**Records supplied**

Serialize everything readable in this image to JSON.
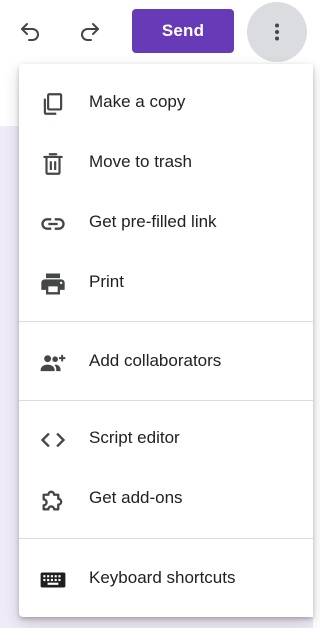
{
  "toolbar": {
    "undo_icon": "undo-icon",
    "redo_icon": "redo-icon",
    "send_label": "Send",
    "more_icon": "more-vert-icon"
  },
  "colors": {
    "accent": "#673ab7",
    "background_tint": "#f0ebf8",
    "text": "#202124",
    "icon": "#5f6368"
  },
  "menu": {
    "items": [
      {
        "label": "Make a copy",
        "icon": "copy-icon"
      },
      {
        "label": "Move to trash",
        "icon": "trash-icon"
      },
      {
        "label": "Get pre-filled link",
        "icon": "link-icon"
      },
      {
        "label": "Print",
        "icon": "printer-icon"
      },
      {
        "label": "Add collaborators",
        "icon": "add-people-icon"
      },
      {
        "label": "Script editor",
        "icon": "code-icon"
      },
      {
        "label": "Get add-ons",
        "icon": "puzzle-icon"
      },
      {
        "label": "Keyboard shortcuts",
        "icon": "keyboard-icon"
      }
    ]
  }
}
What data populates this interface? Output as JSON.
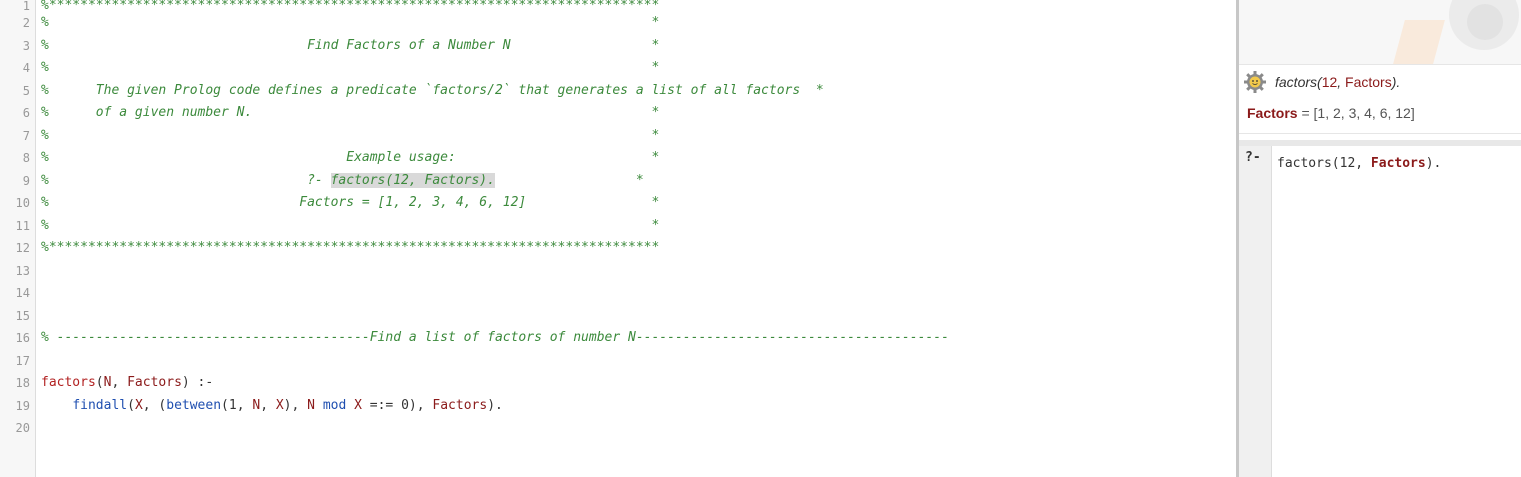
{
  "editor": {
    "lines": [
      {
        "n": "1",
        "parts": [
          {
            "t": "%******************************************************************************",
            "c": "comment"
          }
        ]
      },
      {
        "n": "2",
        "parts": [
          {
            "t": "%                                                                             *",
            "c": "comment"
          }
        ]
      },
      {
        "n": "3",
        "parts": [
          {
            "t": "%                                 Find Factors of a Number N                  *",
            "c": "comment"
          }
        ]
      },
      {
        "n": "4",
        "parts": [
          {
            "t": "%                                                                             *",
            "c": "comment"
          }
        ]
      },
      {
        "n": "5",
        "parts": [
          {
            "t": "%      The given Prolog code defines a predicate `factors/2` that generates a list of all factors  *",
            "c": "comment"
          }
        ]
      },
      {
        "n": "6",
        "parts": [
          {
            "t": "%      of a given number N.                                                   *",
            "c": "comment"
          }
        ]
      },
      {
        "n": "7",
        "parts": [
          {
            "t": "%                                                                             *",
            "c": "comment"
          }
        ]
      },
      {
        "n": "8",
        "parts": [
          {
            "t": "%                                      Example usage:                         *",
            "c": "comment"
          }
        ]
      },
      {
        "n": "9",
        "parts": [
          {
            "t": "%                                 ?- ",
            "c": "comment"
          },
          {
            "t": "factors(12, Factors).",
            "c": "comment hl"
          },
          {
            "t": "                  *",
            "c": "comment"
          }
        ]
      },
      {
        "n": "10",
        "parts": [
          {
            "t": "%                                Factors = [1, 2, 3, 4, 6, 12]                *",
            "c": "comment"
          }
        ]
      },
      {
        "n": "11",
        "parts": [
          {
            "t": "%                                                                             *",
            "c": "comment"
          }
        ]
      },
      {
        "n": "12",
        "parts": [
          {
            "t": "%******************************************************************************",
            "c": "comment"
          }
        ]
      },
      {
        "n": "13",
        "parts": []
      },
      {
        "n": "14",
        "parts": []
      },
      {
        "n": "15",
        "parts": []
      },
      {
        "n": "16",
        "parts": [
          {
            "t": "% ----------------------------------------Find a list of factors of number N----------------------------------------",
            "c": "comment"
          }
        ]
      },
      {
        "n": "17",
        "parts": []
      },
      {
        "n": "18",
        "parts": [
          {
            "t": "factors",
            "c": "head"
          },
          {
            "t": "(",
            "c": "punct"
          },
          {
            "t": "N",
            "c": "var"
          },
          {
            "t": ", ",
            "c": "punct"
          },
          {
            "t": "Factors",
            "c": "var"
          },
          {
            "t": ") :-",
            "c": "punct"
          }
        ]
      },
      {
        "n": "19",
        "parts": [
          {
            "t": "    ",
            "c": "punct"
          },
          {
            "t": "findall",
            "c": "builtin"
          },
          {
            "t": "(",
            "c": "punct"
          },
          {
            "t": "X",
            "c": "var"
          },
          {
            "t": ", (",
            "c": "punct"
          },
          {
            "t": "between",
            "c": "builtin"
          },
          {
            "t": "(",
            "c": "punct"
          },
          {
            "t": "1",
            "c": "num"
          },
          {
            "t": ", ",
            "c": "punct"
          },
          {
            "t": "N",
            "c": "var"
          },
          {
            "t": ", ",
            "c": "punct"
          },
          {
            "t": "X",
            "c": "var"
          },
          {
            "t": "), ",
            "c": "punct"
          },
          {
            "t": "N",
            "c": "var"
          },
          {
            "t": " ",
            "c": "punct"
          },
          {
            "t": "mod",
            "c": "builtin"
          },
          {
            "t": " ",
            "c": "punct"
          },
          {
            "t": "X",
            "c": "var"
          },
          {
            "t": " =:= ",
            "c": "punct"
          },
          {
            "t": "0",
            "c": "num"
          },
          {
            "t": "), ",
            "c": "punct"
          },
          {
            "t": "Factors",
            "c": "var"
          },
          {
            "t": ").",
            "c": "punct"
          }
        ]
      },
      {
        "n": "20",
        "parts": []
      }
    ]
  },
  "answer": {
    "query_fn": "factors(",
    "query_num": "12",
    "query_sep": ", ",
    "query_var": "Factors",
    "query_end": ").",
    "result_var": "Factors",
    "result_eq": " = ",
    "result_val": "[1, 2, 3, 4, 6, 12]",
    "icon": "gear-icon"
  },
  "query_editor": {
    "prompt": "?-",
    "input_fn": "factors(12, ",
    "input_var": "Factors",
    "input_end": ")."
  }
}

**Set task**
Say how many lines in the entries contain the string "given", and leave out everything else.

**Finished task**
2